DIRECTION:
Leave out the pictures and repeat the rest of the material exactly.

RECORDS SHOWN:
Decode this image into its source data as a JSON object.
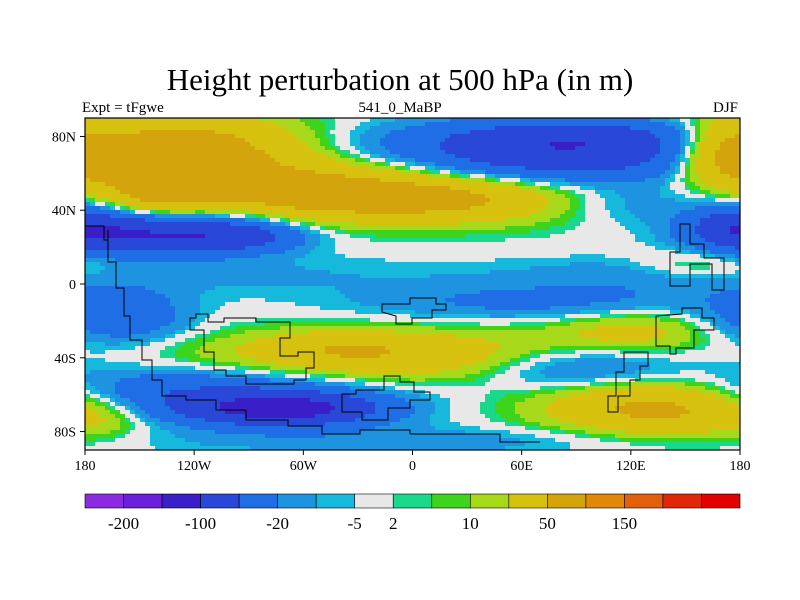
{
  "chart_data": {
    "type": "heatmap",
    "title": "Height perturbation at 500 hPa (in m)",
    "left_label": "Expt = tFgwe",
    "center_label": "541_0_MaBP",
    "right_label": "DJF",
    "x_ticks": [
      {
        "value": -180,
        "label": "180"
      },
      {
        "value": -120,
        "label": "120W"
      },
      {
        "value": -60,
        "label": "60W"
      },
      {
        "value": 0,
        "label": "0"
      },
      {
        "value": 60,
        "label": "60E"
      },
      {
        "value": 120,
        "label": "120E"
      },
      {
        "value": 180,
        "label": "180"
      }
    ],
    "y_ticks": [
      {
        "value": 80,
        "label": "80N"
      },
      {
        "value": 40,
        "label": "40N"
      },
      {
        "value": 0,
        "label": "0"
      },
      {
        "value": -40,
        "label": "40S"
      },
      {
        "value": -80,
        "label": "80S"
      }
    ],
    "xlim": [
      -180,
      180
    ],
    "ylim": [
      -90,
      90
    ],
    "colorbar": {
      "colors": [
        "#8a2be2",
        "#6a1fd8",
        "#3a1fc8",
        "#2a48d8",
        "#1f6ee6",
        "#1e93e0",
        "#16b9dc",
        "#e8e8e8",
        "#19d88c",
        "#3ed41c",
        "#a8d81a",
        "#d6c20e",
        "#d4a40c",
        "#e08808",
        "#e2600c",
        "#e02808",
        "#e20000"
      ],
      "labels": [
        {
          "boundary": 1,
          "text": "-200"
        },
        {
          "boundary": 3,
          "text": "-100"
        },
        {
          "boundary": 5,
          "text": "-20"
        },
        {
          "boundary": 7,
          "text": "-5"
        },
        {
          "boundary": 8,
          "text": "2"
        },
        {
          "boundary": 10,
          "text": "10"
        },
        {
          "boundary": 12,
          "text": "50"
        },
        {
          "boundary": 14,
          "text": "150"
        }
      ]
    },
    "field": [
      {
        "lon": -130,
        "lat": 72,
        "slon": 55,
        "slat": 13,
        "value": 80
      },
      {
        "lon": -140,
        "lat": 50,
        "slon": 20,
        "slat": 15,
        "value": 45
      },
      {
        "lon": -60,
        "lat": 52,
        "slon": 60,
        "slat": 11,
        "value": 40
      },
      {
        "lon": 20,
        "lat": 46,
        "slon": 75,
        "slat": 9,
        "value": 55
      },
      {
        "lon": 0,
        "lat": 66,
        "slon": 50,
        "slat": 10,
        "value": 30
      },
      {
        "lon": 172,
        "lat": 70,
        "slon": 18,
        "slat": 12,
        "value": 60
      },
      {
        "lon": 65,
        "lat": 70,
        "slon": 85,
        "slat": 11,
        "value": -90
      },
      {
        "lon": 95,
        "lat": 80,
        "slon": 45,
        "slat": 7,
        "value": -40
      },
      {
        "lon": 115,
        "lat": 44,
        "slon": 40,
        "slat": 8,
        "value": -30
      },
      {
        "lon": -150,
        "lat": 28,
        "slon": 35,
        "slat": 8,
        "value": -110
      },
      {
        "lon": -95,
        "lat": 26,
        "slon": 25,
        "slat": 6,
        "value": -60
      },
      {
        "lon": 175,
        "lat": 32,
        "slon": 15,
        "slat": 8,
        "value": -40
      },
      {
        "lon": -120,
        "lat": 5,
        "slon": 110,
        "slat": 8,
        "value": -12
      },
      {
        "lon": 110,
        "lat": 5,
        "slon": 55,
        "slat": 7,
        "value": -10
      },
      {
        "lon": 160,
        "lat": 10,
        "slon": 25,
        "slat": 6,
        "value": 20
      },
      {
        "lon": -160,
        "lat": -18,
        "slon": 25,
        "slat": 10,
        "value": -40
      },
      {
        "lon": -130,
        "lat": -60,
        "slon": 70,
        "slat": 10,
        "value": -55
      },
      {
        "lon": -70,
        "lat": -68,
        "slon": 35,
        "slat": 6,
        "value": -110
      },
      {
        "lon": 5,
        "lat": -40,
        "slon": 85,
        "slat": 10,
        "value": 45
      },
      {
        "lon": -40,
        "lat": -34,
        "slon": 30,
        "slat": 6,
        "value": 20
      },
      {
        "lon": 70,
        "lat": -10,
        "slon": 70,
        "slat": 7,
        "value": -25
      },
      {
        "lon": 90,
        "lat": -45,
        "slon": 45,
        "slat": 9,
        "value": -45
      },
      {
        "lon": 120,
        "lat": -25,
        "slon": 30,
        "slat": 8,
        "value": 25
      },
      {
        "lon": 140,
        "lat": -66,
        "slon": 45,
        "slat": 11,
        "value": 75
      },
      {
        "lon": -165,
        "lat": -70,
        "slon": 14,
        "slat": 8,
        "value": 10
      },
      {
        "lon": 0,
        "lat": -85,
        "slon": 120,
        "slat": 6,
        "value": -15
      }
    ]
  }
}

COMPLETED EXERCISE:
Decode this image into its source data as a JSON object.
{
  "chart_data": {
    "type": "heatmap",
    "title": "Height perturbation at 500 hPa (in m)",
    "left_label": "Expt = tFgwe",
    "center_label": "541_0_MaBP",
    "right_label": "DJF",
    "x_ticks": [
      {
        "value": -180,
        "label": "180"
      },
      {
        "value": -120,
        "label": "120W"
      },
      {
        "value": -60,
        "label": "60W"
      },
      {
        "value": 0,
        "label": "0"
      },
      {
        "value": 60,
        "label": "60E"
      },
      {
        "value": 120,
        "label": "120E"
      },
      {
        "value": 180,
        "label": "180"
      }
    ],
    "y_ticks": [
      {
        "value": 80,
        "label": "80N"
      },
      {
        "value": 40,
        "label": "40N"
      },
      {
        "value": 0,
        "label": "0"
      },
      {
        "value": -40,
        "label": "40S"
      },
      {
        "value": -80,
        "label": "80S"
      }
    ],
    "xlim": [
      -180,
      180
    ],
    "ylim": [
      -90,
      90
    ],
    "colorbar": {
      "colors": [
        "#8a2be2",
        "#6a1fd8",
        "#3a1fc8",
        "#2a48d8",
        "#1f6ee6",
        "#1e93e0",
        "#16b9dc",
        "#e8e8e8",
        "#19d88c",
        "#3ed41c",
        "#a8d81a",
        "#d6c20e",
        "#d4a40c",
        "#e08808",
        "#e2600c",
        "#e02808",
        "#e20000"
      ],
      "labels": [
        {
          "boundary": 1,
          "text": "-200"
        },
        {
          "boundary": 3,
          "text": "-100"
        },
        {
          "boundary": 5,
          "text": "-20"
        },
        {
          "boundary": 7,
          "text": "-5"
        },
        {
          "boundary": 8,
          "text": "2"
        },
        {
          "boundary": 10,
          "text": "10"
        },
        {
          "boundary": 12,
          "text": "50"
        },
        {
          "boundary": 14,
          "text": "150"
        }
      ]
    },
    "field": [
      {
        "lon": -130,
        "lat": 72,
        "slon": 55,
        "slat": 13,
        "value": 80
      },
      {
        "lon": -140,
        "lat": 50,
        "slon": 20,
        "slat": 15,
        "value": 45
      },
      {
        "lon": -60,
        "lat": 52,
        "slon": 60,
        "slat": 11,
        "value": 40
      },
      {
        "lon": 20,
        "lat": 46,
        "slon": 75,
        "slat": 9,
        "value": 55
      },
      {
        "lon": 0,
        "lat": 66,
        "slon": 50,
        "slat": 10,
        "value": 30
      },
      {
        "lon": 172,
        "lat": 70,
        "slon": 18,
        "slat": 12,
        "value": 60
      },
      {
        "lon": 65,
        "lat": 70,
        "slon": 85,
        "slat": 11,
        "value": -90
      },
      {
        "lon": 95,
        "lat": 80,
        "slon": 45,
        "slat": 7,
        "value": -40
      },
      {
        "lon": 115,
        "lat": 44,
        "slon": 40,
        "slat": 8,
        "value": -30
      },
      {
        "lon": -150,
        "lat": 28,
        "slon": 35,
        "slat": 8,
        "value": -110
      },
      {
        "lon": -95,
        "lat": 26,
        "slon": 25,
        "slat": 6,
        "value": -60
      },
      {
        "lon": 175,
        "lat": 32,
        "slon": 15,
        "slat": 8,
        "value": -40
      },
      {
        "lon": -120,
        "lat": 5,
        "slon": 110,
        "slat": 8,
        "value": -12
      },
      {
        "lon": 110,
        "lat": 5,
        "slon": 55,
        "slat": 7,
        "value": -10
      },
      {
        "lon": 160,
        "lat": 10,
        "slon": 25,
        "slat": 6,
        "value": 20
      },
      {
        "lon": -160,
        "lat": -18,
        "slon": 25,
        "slat": 10,
        "value": -40
      },
      {
        "lon": -130,
        "lat": -60,
        "slon": 70,
        "slat": 10,
        "value": -55
      },
      {
        "lon": -70,
        "lat": -68,
        "slon": 35,
        "slat": 6,
        "value": -110
      },
      {
        "lon": 5,
        "lat": -40,
        "slon": 85,
        "slat": 10,
        "value": 45
      },
      {
        "lon": -40,
        "lat": -34,
        "slon": 30,
        "slat": 6,
        "value": 20
      },
      {
        "lon": 70,
        "lat": -10,
        "slon": 70,
        "slat": 7,
        "value": -25
      },
      {
        "lon": 90,
        "lat": -45,
        "slon": 45,
        "slat": 9,
        "value": -45
      },
      {
        "lon": 120,
        "lat": -25,
        "slon": 30,
        "slat": 8,
        "value": 25
      },
      {
        "lon": 140,
        "lat": -66,
        "slon": 45,
        "slat": 11,
        "value": 75
      },
      {
        "lon": -165,
        "lat": -70,
        "slon": 14,
        "slat": 8,
        "value": 10
      },
      {
        "lon": 0,
        "lat": -85,
        "slon": 120,
        "slat": 6,
        "value": -15
      }
    ]
  }
}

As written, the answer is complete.